■ PROBLEM DETAILS ■
Images are excluded; otherwise, output every record exactly.

(Dataset records)
***
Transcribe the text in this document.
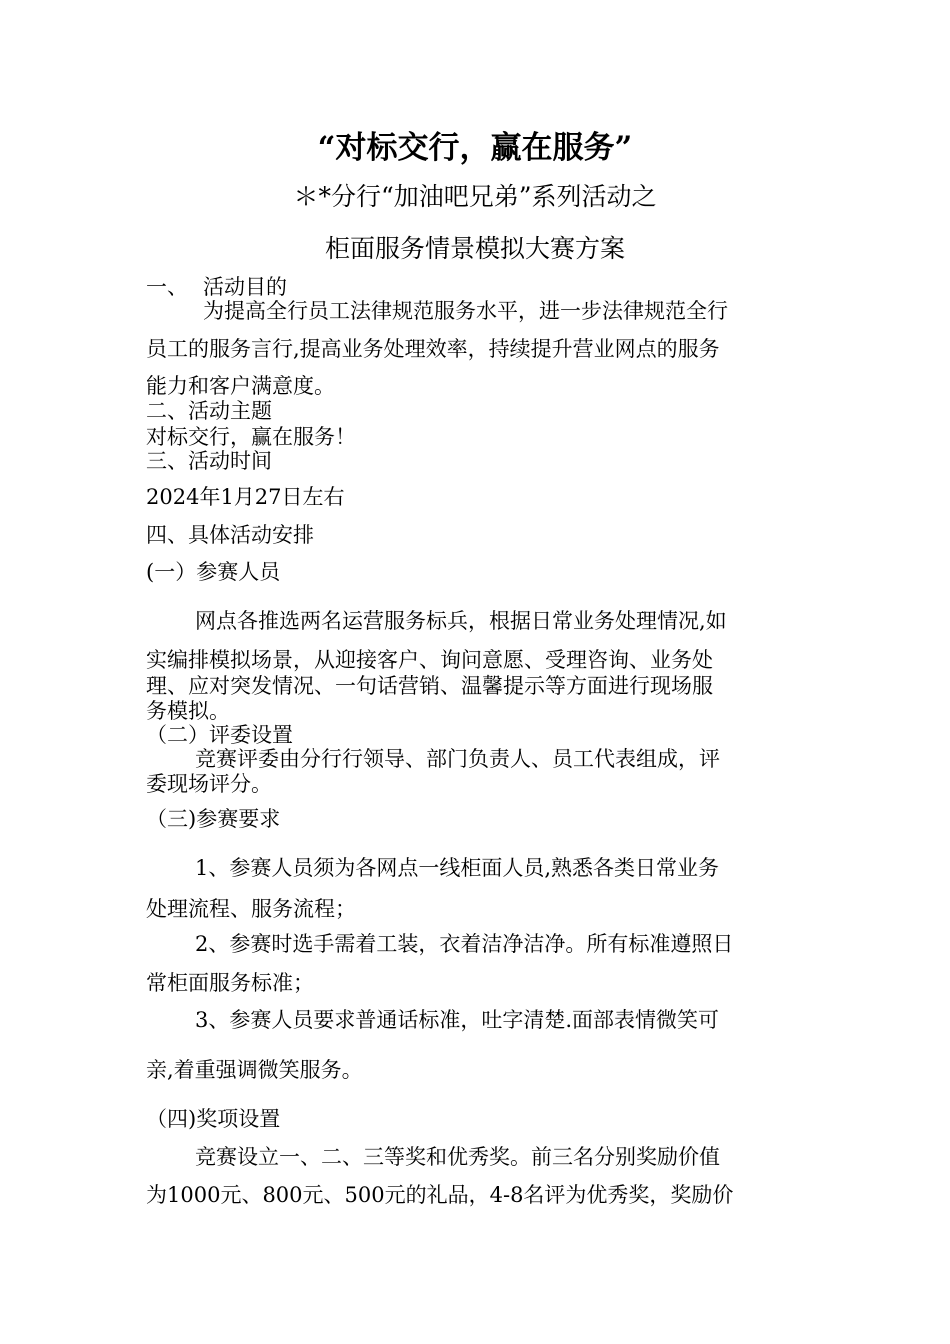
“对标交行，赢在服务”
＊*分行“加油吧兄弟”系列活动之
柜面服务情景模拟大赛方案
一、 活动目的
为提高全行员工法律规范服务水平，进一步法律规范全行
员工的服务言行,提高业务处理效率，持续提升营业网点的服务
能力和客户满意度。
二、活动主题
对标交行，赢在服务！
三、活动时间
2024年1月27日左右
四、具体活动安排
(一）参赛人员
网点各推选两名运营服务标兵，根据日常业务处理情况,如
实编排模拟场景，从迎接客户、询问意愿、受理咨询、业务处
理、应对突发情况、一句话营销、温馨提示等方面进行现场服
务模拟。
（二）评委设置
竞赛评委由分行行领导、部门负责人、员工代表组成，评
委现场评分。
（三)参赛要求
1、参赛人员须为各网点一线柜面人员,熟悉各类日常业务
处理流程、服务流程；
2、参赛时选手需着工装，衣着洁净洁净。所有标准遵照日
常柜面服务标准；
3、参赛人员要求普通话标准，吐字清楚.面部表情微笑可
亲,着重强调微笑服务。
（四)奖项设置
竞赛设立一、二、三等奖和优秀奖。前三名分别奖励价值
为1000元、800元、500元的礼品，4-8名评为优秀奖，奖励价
***
■ FINAL RESULT ■
Transcribe the text in this document.
“对标交行，赢在服务”
＊*分行“加油吧兄弟”系列活动之
柜面服务情景模拟大赛方案
一、 活动目的
为提高全行员工法律规范服务水平，进一步法律规范全行
员工的服务言行,提高业务处理效率，持续提升营业网点的服务
能力和客户满意度。
二、活动主题
对标交行，赢在服务！
三、活动时间
2024年1月27日左右
四、具体活动安排
(一）参赛人员
网点各推选两名运营服务标兵，根据日常业务处理情况,如
实编排模拟场景，从迎接客户、询问意愿、受理咨询、业务处
理、应对突发情况、一句话营销、温馨提示等方面进行现场服
务模拟。
（二）评委设置
竞赛评委由分行行领导、部门负责人、员工代表组成，评
委现场评分。
（三)参赛要求
1、参赛人员须为各网点一线柜面人员,熟悉各类日常业务
处理流程、服务流程；
2、参赛时选手需着工装，衣着洁净洁净。所有标准遵照日
常柜面服务标准；
3、参赛人员要求普通话标准，吐字清楚.面部表情微笑可
亲,着重强调微笑服务。
（四)奖项设置
竞赛设立一、二、三等奖和优秀奖。前三名分别奖励价值
为1000元、800元、500元的礼品，4-8名评为优秀奖，奖励价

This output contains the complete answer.